- _What is expected_: Filter the entries for the word "Relative". Copy each line that has it.

- _Figure content listings_:
----------------

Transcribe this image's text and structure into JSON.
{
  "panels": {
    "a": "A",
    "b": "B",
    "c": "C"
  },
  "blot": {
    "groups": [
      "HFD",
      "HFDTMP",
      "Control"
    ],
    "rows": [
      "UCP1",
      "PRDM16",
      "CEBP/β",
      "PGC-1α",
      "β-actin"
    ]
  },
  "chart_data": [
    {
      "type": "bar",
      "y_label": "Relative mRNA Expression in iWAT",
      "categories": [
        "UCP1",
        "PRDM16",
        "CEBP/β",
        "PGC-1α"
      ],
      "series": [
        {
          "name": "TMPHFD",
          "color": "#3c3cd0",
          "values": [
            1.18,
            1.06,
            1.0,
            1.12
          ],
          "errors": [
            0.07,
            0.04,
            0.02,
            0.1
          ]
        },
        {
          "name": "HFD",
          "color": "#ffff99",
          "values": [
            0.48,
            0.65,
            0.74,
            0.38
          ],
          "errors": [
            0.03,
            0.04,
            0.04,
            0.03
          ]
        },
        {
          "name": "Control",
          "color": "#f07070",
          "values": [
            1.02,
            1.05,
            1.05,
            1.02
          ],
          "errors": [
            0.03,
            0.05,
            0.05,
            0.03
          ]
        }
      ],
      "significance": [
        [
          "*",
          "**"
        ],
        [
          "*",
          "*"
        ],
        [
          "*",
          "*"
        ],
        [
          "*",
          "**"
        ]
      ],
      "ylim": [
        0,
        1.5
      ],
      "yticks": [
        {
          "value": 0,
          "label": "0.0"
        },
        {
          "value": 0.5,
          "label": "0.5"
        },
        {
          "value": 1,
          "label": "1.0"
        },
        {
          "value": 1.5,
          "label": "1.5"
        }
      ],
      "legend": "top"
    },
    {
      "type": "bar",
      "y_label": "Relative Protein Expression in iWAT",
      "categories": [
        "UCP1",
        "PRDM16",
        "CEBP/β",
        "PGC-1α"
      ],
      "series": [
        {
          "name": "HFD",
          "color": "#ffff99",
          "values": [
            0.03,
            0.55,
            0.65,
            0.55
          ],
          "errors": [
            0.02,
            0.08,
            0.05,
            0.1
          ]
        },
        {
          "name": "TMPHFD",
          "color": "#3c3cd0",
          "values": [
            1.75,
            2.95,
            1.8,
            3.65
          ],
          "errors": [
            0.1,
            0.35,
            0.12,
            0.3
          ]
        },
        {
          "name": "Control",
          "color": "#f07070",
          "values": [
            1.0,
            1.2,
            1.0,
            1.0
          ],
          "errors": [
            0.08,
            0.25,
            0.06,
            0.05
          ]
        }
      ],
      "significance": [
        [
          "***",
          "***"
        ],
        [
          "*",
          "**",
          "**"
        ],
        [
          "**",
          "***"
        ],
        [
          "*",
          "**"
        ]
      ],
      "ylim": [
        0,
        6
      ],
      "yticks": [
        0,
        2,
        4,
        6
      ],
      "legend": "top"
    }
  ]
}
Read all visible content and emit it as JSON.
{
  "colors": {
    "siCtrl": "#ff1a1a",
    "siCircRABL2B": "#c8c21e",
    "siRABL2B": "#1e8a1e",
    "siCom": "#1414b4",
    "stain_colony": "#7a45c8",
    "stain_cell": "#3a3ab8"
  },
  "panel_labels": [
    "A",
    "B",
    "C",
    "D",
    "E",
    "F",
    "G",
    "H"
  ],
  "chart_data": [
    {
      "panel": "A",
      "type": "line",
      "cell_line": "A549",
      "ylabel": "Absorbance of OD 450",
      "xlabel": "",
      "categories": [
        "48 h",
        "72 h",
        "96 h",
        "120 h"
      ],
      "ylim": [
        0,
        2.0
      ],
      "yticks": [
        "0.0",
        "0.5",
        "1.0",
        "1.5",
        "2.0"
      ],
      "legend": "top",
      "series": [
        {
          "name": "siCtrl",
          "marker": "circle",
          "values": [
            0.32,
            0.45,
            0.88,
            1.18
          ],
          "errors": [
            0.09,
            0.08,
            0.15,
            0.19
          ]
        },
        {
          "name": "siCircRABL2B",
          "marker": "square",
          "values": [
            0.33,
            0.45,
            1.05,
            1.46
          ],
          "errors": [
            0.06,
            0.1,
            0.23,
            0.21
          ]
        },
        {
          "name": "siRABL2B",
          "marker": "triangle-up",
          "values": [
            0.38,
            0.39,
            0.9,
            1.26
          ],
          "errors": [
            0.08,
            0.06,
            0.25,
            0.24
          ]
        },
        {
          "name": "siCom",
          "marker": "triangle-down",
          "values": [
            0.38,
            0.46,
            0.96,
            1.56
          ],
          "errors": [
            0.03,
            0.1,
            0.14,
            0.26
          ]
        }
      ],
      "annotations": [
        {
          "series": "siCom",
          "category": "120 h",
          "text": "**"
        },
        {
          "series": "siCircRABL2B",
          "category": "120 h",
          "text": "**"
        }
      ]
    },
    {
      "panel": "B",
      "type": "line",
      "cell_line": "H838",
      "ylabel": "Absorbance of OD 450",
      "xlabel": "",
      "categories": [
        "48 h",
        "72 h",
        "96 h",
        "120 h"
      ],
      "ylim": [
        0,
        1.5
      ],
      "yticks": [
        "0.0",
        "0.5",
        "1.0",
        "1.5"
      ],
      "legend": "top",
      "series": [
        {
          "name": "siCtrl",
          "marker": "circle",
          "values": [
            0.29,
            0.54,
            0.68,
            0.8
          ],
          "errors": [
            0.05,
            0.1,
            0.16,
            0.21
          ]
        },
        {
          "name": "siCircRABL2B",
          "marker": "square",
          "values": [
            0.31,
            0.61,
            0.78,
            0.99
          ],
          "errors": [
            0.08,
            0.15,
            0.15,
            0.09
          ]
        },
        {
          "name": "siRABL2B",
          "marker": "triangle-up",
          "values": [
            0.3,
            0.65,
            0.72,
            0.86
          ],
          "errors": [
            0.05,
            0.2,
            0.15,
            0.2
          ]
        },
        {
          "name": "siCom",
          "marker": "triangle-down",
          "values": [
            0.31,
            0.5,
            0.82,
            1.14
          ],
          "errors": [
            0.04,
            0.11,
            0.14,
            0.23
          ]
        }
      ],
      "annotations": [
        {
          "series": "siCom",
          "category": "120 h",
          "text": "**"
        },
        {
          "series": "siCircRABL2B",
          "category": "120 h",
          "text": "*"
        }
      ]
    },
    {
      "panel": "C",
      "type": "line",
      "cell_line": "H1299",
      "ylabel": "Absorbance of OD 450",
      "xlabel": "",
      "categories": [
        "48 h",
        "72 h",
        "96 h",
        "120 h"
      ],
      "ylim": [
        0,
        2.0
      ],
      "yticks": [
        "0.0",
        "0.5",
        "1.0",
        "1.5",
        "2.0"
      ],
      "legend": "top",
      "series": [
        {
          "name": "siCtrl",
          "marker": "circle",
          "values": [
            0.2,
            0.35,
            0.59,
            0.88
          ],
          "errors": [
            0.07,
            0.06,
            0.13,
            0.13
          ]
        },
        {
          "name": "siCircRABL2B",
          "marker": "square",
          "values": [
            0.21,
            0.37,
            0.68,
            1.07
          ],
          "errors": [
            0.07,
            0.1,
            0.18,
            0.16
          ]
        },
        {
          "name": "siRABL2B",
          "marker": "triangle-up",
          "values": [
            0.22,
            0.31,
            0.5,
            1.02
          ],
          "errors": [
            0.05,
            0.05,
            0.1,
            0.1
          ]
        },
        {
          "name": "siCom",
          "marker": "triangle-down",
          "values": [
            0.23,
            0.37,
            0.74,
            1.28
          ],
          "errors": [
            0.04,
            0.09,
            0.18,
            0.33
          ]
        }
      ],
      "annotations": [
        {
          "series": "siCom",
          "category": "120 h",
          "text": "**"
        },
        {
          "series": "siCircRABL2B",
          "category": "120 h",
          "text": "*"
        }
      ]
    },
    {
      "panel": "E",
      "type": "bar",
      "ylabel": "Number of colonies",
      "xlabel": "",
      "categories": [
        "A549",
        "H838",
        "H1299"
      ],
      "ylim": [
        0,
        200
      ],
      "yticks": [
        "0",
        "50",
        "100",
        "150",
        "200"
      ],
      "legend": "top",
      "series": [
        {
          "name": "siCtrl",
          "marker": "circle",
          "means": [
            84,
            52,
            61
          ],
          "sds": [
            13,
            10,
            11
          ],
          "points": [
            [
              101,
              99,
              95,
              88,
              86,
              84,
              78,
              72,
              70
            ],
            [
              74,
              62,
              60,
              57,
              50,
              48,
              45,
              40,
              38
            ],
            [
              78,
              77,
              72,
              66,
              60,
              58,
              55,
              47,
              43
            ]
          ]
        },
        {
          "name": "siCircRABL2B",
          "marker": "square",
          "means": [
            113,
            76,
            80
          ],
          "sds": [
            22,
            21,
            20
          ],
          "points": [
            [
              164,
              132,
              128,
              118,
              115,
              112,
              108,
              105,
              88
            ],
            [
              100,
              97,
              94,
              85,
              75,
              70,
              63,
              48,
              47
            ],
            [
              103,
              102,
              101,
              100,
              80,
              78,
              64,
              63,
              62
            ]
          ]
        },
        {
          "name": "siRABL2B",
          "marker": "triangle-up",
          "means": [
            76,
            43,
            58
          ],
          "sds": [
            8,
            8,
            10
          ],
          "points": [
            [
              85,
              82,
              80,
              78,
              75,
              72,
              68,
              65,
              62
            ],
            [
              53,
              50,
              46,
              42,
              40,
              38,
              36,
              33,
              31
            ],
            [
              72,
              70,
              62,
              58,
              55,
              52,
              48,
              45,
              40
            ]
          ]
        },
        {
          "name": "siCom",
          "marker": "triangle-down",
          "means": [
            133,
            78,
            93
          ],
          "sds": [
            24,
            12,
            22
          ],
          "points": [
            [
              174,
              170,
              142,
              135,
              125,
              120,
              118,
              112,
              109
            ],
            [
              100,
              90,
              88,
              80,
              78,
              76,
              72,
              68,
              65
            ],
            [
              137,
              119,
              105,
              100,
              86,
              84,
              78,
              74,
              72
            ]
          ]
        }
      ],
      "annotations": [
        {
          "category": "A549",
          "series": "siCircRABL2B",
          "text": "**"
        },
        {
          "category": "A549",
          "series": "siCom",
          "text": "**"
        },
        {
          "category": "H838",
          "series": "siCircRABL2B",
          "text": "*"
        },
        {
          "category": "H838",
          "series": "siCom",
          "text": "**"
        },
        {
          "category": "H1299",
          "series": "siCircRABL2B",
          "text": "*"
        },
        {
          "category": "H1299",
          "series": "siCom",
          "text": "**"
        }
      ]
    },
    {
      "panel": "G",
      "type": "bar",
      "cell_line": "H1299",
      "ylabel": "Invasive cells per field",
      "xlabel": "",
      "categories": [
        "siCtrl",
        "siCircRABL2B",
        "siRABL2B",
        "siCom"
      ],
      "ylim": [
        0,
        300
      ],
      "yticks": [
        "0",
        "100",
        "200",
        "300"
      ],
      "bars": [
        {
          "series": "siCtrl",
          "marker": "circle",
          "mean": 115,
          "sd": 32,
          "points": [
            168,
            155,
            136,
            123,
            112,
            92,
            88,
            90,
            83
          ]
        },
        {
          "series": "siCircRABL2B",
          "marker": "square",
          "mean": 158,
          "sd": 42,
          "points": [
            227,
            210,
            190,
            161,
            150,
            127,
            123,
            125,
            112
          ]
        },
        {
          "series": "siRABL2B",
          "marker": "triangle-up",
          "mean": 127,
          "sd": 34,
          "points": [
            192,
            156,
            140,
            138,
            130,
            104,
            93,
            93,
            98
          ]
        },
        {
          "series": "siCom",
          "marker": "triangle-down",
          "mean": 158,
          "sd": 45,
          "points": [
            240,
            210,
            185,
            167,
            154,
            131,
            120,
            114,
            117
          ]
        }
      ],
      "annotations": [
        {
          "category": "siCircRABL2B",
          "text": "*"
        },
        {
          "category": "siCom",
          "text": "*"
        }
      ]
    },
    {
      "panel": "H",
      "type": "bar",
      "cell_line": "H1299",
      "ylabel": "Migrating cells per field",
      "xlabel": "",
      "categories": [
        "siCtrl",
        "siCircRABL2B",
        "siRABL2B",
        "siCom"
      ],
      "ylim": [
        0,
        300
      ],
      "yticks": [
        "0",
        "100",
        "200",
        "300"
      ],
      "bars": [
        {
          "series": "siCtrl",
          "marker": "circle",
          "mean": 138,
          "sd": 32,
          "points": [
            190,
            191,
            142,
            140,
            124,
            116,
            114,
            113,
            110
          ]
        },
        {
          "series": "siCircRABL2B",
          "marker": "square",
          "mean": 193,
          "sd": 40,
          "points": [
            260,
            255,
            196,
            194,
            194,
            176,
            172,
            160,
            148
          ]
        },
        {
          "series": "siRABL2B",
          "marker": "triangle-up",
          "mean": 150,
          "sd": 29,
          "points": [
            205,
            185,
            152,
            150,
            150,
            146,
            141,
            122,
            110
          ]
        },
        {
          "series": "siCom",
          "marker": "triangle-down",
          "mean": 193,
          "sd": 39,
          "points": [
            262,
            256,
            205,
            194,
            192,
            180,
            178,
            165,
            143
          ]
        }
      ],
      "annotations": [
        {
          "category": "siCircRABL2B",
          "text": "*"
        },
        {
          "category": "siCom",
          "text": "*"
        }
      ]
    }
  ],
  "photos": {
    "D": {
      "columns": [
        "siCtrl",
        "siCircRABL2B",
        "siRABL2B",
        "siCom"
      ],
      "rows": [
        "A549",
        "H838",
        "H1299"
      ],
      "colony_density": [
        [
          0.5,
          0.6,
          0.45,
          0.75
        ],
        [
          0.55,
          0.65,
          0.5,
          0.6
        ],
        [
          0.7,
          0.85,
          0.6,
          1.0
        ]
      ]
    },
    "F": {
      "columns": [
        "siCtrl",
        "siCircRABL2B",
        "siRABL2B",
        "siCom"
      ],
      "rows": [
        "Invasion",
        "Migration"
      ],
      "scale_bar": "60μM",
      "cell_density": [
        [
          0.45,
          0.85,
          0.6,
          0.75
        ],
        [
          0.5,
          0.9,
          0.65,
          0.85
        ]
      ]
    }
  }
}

----------------

- _Response to the exercise_:
      "y_label": "Relative mRNA Expression in iWAT",
      "y_label": "Relative Protein Expression in iWAT",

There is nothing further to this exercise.